Report the total number of lines that include the string "this", without any other text.
====== SUPPLIED MATERIAL ======
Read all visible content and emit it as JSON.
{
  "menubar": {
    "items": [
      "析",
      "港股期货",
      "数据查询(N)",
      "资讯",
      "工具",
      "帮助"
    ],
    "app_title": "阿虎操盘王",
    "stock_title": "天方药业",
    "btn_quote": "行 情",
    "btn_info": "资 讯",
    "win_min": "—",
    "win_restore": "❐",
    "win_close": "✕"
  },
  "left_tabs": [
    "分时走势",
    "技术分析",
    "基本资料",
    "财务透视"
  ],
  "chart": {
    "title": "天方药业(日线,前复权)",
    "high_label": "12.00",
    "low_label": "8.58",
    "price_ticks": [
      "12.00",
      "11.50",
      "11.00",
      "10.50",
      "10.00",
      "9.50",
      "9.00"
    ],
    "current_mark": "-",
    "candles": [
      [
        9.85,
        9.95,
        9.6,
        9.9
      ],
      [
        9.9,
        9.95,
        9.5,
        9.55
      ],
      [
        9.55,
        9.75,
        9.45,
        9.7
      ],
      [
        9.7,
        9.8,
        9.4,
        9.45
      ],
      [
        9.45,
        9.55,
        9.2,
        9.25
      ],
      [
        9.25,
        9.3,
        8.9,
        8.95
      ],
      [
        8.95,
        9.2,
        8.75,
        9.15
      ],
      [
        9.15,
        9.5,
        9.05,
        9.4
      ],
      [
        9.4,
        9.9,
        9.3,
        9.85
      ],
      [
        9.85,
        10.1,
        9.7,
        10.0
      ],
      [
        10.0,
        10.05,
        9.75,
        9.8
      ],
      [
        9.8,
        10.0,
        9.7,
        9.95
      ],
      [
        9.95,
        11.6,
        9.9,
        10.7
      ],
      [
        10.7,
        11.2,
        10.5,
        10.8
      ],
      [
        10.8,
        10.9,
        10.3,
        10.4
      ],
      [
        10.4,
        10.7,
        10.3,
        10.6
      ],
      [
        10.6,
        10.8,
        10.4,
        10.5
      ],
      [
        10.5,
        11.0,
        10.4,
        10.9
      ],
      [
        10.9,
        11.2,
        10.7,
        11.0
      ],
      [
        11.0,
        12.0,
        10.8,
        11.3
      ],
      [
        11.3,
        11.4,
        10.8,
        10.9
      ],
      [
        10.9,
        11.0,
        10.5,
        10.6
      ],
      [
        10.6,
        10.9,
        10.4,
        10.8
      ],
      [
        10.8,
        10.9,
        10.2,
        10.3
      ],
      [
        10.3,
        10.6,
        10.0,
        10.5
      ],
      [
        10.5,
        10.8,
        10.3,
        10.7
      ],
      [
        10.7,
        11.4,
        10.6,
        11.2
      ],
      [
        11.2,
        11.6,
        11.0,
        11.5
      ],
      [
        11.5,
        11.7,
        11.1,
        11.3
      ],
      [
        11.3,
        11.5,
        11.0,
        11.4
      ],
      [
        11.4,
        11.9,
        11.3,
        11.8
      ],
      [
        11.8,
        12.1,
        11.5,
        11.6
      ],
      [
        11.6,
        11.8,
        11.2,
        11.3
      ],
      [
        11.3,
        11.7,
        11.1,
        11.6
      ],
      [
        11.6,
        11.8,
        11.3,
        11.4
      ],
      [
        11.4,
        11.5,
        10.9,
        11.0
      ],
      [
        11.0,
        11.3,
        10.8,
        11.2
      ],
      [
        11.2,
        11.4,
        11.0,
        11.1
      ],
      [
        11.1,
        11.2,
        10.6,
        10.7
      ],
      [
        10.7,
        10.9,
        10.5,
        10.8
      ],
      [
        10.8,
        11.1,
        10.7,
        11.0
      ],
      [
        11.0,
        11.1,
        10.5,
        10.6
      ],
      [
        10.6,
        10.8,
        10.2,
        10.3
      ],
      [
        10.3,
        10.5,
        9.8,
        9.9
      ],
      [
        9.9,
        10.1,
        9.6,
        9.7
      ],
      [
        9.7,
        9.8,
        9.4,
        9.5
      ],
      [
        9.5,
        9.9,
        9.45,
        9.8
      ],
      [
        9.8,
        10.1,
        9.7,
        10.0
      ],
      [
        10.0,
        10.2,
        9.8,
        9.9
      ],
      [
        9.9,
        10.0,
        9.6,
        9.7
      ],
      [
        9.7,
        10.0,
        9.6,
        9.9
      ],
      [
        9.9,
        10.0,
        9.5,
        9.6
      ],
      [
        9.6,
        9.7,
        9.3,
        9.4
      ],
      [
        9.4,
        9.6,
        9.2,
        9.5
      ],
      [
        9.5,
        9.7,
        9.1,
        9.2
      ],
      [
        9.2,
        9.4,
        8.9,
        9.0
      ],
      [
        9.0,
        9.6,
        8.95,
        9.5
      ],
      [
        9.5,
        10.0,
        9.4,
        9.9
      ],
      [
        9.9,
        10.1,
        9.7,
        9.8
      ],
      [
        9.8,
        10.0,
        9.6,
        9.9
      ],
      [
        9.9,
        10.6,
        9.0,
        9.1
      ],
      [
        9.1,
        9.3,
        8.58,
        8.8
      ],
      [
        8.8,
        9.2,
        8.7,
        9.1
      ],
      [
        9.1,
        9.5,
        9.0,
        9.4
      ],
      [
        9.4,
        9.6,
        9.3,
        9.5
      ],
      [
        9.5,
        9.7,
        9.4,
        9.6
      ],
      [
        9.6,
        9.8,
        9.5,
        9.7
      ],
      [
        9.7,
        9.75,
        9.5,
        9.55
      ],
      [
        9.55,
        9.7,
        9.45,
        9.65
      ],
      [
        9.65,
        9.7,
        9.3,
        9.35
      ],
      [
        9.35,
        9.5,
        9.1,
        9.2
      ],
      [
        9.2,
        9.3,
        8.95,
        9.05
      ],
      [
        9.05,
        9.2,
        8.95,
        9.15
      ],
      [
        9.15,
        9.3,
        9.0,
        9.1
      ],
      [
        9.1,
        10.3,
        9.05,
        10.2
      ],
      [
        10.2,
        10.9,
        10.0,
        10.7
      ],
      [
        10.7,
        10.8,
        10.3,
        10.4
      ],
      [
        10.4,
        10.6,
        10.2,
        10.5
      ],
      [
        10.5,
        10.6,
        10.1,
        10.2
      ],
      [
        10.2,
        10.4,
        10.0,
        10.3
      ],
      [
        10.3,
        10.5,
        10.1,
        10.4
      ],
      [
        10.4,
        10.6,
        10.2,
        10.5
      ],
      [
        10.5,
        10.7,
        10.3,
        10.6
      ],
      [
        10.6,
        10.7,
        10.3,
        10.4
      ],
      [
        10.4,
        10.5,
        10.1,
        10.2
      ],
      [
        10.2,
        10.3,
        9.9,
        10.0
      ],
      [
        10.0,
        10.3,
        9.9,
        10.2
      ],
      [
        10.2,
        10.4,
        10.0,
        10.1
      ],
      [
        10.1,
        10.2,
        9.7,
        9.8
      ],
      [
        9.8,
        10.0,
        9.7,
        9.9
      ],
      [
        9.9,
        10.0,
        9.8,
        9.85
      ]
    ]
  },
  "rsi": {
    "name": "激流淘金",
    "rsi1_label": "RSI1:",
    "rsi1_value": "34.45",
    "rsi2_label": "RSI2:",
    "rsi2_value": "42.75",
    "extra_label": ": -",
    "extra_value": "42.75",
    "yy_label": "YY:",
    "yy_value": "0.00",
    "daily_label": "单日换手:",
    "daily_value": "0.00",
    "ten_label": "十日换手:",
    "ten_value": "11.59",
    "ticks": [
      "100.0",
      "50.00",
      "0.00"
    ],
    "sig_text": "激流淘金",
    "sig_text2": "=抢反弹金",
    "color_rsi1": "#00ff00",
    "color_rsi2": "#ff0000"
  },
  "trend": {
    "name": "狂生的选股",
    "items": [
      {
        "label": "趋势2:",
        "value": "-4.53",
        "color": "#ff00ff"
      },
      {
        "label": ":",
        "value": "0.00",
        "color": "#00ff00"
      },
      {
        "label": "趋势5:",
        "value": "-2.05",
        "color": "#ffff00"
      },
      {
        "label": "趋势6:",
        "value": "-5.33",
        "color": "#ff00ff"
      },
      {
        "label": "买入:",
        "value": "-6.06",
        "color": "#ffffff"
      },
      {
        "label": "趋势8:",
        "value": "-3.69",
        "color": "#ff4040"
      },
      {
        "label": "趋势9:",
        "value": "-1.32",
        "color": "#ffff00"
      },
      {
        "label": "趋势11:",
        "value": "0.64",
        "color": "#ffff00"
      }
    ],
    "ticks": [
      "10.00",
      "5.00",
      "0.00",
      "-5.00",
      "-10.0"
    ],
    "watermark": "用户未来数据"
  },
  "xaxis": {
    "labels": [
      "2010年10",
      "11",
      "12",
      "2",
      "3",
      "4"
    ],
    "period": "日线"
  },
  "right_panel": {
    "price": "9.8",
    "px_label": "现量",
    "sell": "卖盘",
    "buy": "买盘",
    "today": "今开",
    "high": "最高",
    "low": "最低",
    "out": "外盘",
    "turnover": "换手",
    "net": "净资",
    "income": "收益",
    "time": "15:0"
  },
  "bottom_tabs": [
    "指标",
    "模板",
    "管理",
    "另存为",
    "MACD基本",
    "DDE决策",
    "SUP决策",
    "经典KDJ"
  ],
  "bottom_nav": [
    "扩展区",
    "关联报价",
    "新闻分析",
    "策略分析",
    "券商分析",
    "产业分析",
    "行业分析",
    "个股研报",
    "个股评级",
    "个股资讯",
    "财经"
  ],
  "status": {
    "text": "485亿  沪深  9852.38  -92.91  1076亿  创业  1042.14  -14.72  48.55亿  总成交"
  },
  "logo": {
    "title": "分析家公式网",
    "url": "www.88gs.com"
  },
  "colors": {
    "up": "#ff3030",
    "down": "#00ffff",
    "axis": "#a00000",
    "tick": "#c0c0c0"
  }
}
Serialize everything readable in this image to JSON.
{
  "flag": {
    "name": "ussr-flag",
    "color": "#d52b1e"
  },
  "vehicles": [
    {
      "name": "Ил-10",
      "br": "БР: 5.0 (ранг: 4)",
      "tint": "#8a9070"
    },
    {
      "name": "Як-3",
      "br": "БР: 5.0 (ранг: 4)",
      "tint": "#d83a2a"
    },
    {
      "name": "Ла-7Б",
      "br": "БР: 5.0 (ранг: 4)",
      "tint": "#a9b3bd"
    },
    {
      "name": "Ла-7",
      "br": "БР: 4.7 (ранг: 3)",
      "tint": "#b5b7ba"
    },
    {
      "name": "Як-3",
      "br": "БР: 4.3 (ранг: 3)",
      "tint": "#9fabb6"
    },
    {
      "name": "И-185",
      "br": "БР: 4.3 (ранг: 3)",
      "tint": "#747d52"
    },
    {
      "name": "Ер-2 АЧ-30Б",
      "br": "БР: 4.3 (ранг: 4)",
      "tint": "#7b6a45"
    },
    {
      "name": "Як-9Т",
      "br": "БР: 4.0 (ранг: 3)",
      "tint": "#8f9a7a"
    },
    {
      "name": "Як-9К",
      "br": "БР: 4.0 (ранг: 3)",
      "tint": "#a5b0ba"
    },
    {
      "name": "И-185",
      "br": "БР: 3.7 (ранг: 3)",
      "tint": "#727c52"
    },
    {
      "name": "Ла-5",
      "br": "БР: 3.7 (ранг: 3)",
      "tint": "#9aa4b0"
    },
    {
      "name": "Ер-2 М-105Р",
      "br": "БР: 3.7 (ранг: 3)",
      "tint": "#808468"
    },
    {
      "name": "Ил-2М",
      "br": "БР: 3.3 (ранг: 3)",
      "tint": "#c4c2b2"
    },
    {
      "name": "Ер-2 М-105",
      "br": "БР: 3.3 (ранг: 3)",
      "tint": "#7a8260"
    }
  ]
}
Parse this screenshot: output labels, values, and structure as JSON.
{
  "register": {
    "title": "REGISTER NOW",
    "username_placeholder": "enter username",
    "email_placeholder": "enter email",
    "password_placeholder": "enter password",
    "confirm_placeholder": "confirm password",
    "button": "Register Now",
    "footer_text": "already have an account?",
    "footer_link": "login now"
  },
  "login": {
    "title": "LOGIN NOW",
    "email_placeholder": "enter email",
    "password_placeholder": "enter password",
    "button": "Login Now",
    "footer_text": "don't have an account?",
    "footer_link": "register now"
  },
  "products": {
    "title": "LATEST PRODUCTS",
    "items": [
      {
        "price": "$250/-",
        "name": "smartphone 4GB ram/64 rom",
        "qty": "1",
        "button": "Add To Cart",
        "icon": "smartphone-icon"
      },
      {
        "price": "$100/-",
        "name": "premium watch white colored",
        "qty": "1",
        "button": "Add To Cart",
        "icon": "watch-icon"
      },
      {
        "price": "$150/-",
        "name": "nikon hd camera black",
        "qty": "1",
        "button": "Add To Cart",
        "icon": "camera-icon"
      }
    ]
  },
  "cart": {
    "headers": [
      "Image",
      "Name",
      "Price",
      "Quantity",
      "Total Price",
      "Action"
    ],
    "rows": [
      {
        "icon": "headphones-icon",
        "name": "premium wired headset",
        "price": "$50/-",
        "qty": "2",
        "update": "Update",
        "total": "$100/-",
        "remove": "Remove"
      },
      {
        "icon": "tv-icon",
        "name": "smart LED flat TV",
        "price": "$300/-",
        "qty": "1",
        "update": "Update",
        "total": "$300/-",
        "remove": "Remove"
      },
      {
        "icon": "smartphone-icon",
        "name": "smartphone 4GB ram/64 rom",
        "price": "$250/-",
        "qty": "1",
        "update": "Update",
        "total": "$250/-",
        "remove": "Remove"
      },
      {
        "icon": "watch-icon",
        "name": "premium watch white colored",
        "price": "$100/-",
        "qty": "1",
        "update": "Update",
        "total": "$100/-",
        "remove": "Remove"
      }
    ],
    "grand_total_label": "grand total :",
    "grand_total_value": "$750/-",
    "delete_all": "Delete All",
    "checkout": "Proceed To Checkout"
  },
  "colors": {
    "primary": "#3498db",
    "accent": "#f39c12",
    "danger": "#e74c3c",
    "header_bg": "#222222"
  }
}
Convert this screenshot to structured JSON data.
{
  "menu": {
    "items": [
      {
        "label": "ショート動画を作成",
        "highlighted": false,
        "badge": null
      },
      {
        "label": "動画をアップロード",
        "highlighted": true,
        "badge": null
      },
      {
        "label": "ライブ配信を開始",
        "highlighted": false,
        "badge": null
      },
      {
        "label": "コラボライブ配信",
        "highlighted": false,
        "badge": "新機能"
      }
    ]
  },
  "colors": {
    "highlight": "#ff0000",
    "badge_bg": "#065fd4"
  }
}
======
SOLUTION TO THE EXERCISE
3